» **GOAL**: Transcribe each line of the material as it is, and drop any picture.

+++ SUPPLIED INFORMATION +++

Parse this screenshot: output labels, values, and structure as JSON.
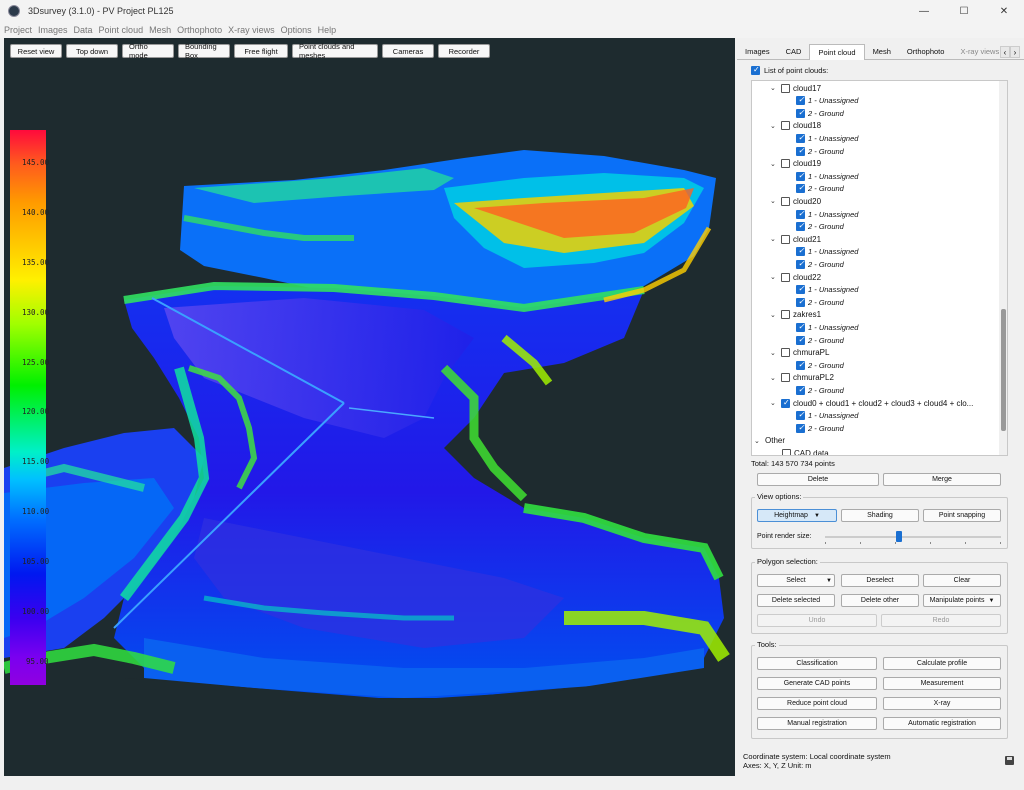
{
  "window": {
    "title": "3Dsurvey (3.1.0) - PV Project PL125",
    "minimize": "—",
    "maximize": "☐",
    "close": "✕"
  },
  "menu": [
    "Project",
    "Images",
    "Data",
    "Point cloud",
    "Mesh",
    "Orthophoto",
    "X-ray views",
    "Options",
    "Help"
  ],
  "toolbar": [
    "Reset view",
    "Top down",
    "Ortho mode",
    "Bounding Box",
    "Free flight",
    "Point clouds and meshes",
    "Cameras",
    "Recorder"
  ],
  "colorbar": {
    "labels": [
      "145.00",
      "140.00",
      "135.00",
      "130.00",
      "125.00",
      "120.00",
      "115.00",
      "110.00",
      "105.00",
      "100.00",
      "95.00"
    ]
  },
  "tabs": [
    "Images",
    "CAD",
    "Point cloud",
    "Mesh",
    "Orthophoto",
    "X-ray views"
  ],
  "active_tab": "Point cloud",
  "point_cloud_panel": {
    "list_label": "List of point clouds:",
    "tree": [
      {
        "label": "cloud17",
        "checked": false,
        "children": [
          {
            "label": "1 - Unassigned",
            "checked": true
          },
          {
            "label": "2 - Ground",
            "checked": true
          }
        ]
      },
      {
        "label": "cloud18",
        "checked": false,
        "children": [
          {
            "label": "1 - Unassigned",
            "checked": true
          },
          {
            "label": "2 - Ground",
            "checked": true
          }
        ]
      },
      {
        "label": "cloud19",
        "checked": false,
        "children": [
          {
            "label": "1 - Unassigned",
            "checked": true
          },
          {
            "label": "2 - Ground",
            "checked": true
          }
        ]
      },
      {
        "label": "cloud20",
        "checked": false,
        "children": [
          {
            "label": "1 - Unassigned",
            "checked": true
          },
          {
            "label": "2 - Ground",
            "checked": true
          }
        ]
      },
      {
        "label": "cloud21",
        "checked": false,
        "children": [
          {
            "label": "1 - Unassigned",
            "checked": true
          },
          {
            "label": "2 - Ground",
            "checked": true
          }
        ]
      },
      {
        "label": "cloud22",
        "checked": false,
        "children": [
          {
            "label": "1 - Unassigned",
            "checked": true
          },
          {
            "label": "2 - Ground",
            "checked": true
          }
        ]
      },
      {
        "label": "zakres1",
        "checked": false,
        "children": [
          {
            "label": "1 - Unassigned",
            "checked": true
          },
          {
            "label": "2 - Ground",
            "checked": true
          }
        ]
      },
      {
        "label": "chmuraPL",
        "checked": false,
        "children": [
          {
            "label": "2 - Ground",
            "checked": true
          }
        ]
      },
      {
        "label": "chmuraPL2",
        "checked": false,
        "children": [
          {
            "label": "2 - Ground",
            "checked": true
          }
        ]
      },
      {
        "label": "cloud0 + cloud1 + cloud2 + cloud3 + cloud4 + clo...",
        "checked": true,
        "children": [
          {
            "label": "1 - Unassigned",
            "checked": true
          },
          {
            "label": "2 - Ground",
            "checked": true
          }
        ]
      }
    ],
    "other_label": "Other",
    "cad_label": "CAD data",
    "total": "Total: 143 570 734 points",
    "delete": "Delete",
    "merge": "Merge"
  },
  "view_options": {
    "title": "View options:",
    "heightmap": "Heightmap",
    "shading": "Shading",
    "point_snapping": "Point snapping",
    "point_render_size_label": "Point render size:",
    "point_render_size": 0.42
  },
  "polygon_selection": {
    "title": "Polygon selection:",
    "select": "Select",
    "deselect": "Deselect",
    "clear": "Clear",
    "delete_selected": "Delete selected",
    "delete_other": "Delete other",
    "manipulate_points": "Manipulate points",
    "undo": "Undo",
    "redo": "Redo"
  },
  "tools": {
    "title": "Tools:",
    "classification": "Classification",
    "calculate_profile": "Calculate profile",
    "generate_cad_points": "Generate CAD points",
    "measurement": "Measurement",
    "reduce_point_cloud": "Reduce point cloud",
    "xray": "X-ray",
    "manual_registration": "Manual registration",
    "automatic_registration": "Automatic registration"
  },
  "footer": {
    "coordinate_system": "Coordinate system: Local coordinate system",
    "axes": "Axes: X, Y, Z Unit: m"
  },
  "colors": {
    "accent": "#1a6fd1",
    "viewport_bg": "#1e2b2f"
  }
}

+++

» **RESULT OF THE EXERCISE**:
Parse this screenshot: output labels, values, and structure as JSON.
{
  "window": {
    "title": "3Dsurvey (3.1.0) - PV Project PL125",
    "minimize": "—",
    "maximize": "☐",
    "close": "✕"
  },
  "menu": [
    "Project",
    "Images",
    "Data",
    "Point cloud",
    "Mesh",
    "Orthophoto",
    "X-ray views",
    "Options",
    "Help"
  ],
  "toolbar": [
    "Reset view",
    "Top down",
    "Ortho mode",
    "Bounding Box",
    "Free flight",
    "Point clouds and meshes",
    "Cameras",
    "Recorder"
  ],
  "colorbar": {
    "labels": [
      "145.00",
      "140.00",
      "135.00",
      "130.00",
      "125.00",
      "120.00",
      "115.00",
      "110.00",
      "105.00",
      "100.00",
      "95.00"
    ]
  },
  "tabs": [
    "Images",
    "CAD",
    "Point cloud",
    "Mesh",
    "Orthophoto",
    "X-ray views"
  ],
  "active_tab": "Point cloud",
  "point_cloud_panel": {
    "list_label": "List of point clouds:",
    "tree": [
      {
        "label": "cloud17",
        "checked": false,
        "children": [
          {
            "label": "1 - Unassigned",
            "checked": true
          },
          {
            "label": "2 - Ground",
            "checked": true
          }
        ]
      },
      {
        "label": "cloud18",
        "checked": false,
        "children": [
          {
            "label": "1 - Unassigned",
            "checked": true
          },
          {
            "label": "2 - Ground",
            "checked": true
          }
        ]
      },
      {
        "label": "cloud19",
        "checked": false,
        "children": [
          {
            "label": "1 - Unassigned",
            "checked": true
          },
          {
            "label": "2 - Ground",
            "checked": true
          }
        ]
      },
      {
        "label": "cloud20",
        "checked": false,
        "children": [
          {
            "label": "1 - Unassigned",
            "checked": true
          },
          {
            "label": "2 - Ground",
            "checked": true
          }
        ]
      },
      {
        "label": "cloud21",
        "checked": false,
        "children": [
          {
            "label": "1 - Unassigned",
            "checked": true
          },
          {
            "label": "2 - Ground",
            "checked": true
          }
        ]
      },
      {
        "label": "cloud22",
        "checked": false,
        "children": [
          {
            "label": "1 - Unassigned",
            "checked": true
          },
          {
            "label": "2 - Ground",
            "checked": true
          }
        ]
      },
      {
        "label": "zakres1",
        "checked": false,
        "children": [
          {
            "label": "1 - Unassigned",
            "checked": true
          },
          {
            "label": "2 - Ground",
            "checked": true
          }
        ]
      },
      {
        "label": "chmuraPL",
        "checked": false,
        "children": [
          {
            "label": "2 - Ground",
            "checked": true
          }
        ]
      },
      {
        "label": "chmuraPL2",
        "checked": false,
        "children": [
          {
            "label": "2 - Ground",
            "checked": true
          }
        ]
      },
      {
        "label": "cloud0 + cloud1 + cloud2 + cloud3 + cloud4 + clo...",
        "checked": true,
        "children": [
          {
            "label": "1 - Unassigned",
            "checked": true
          },
          {
            "label": "2 - Ground",
            "checked": true
          }
        ]
      }
    ],
    "other_label": "Other",
    "cad_label": "CAD data",
    "total": "Total: 143 570 734 points",
    "delete": "Delete",
    "merge": "Merge"
  },
  "view_options": {
    "title": "View options:",
    "heightmap": "Heightmap",
    "shading": "Shading",
    "point_snapping": "Point snapping",
    "point_render_size_label": "Point render size:",
    "point_render_size": 0.42
  },
  "polygon_selection": {
    "title": "Polygon selection:",
    "select": "Select",
    "deselect": "Deselect",
    "clear": "Clear",
    "delete_selected": "Delete selected",
    "delete_other": "Delete other",
    "manipulate_points": "Manipulate points",
    "undo": "Undo",
    "redo": "Redo"
  },
  "tools": {
    "title": "Tools:",
    "classification": "Classification",
    "calculate_profile": "Calculate profile",
    "generate_cad_points": "Generate CAD points",
    "measurement": "Measurement",
    "reduce_point_cloud": "Reduce point cloud",
    "xray": "X-ray",
    "manual_registration": "Manual registration",
    "automatic_registration": "Automatic registration"
  },
  "footer": {
    "coordinate_system": "Coordinate system: Local coordinate system",
    "axes": "Axes: X, Y, Z Unit: m"
  },
  "colors": {
    "accent": "#1a6fd1",
    "viewport_bg": "#1e2b2f"
  }
}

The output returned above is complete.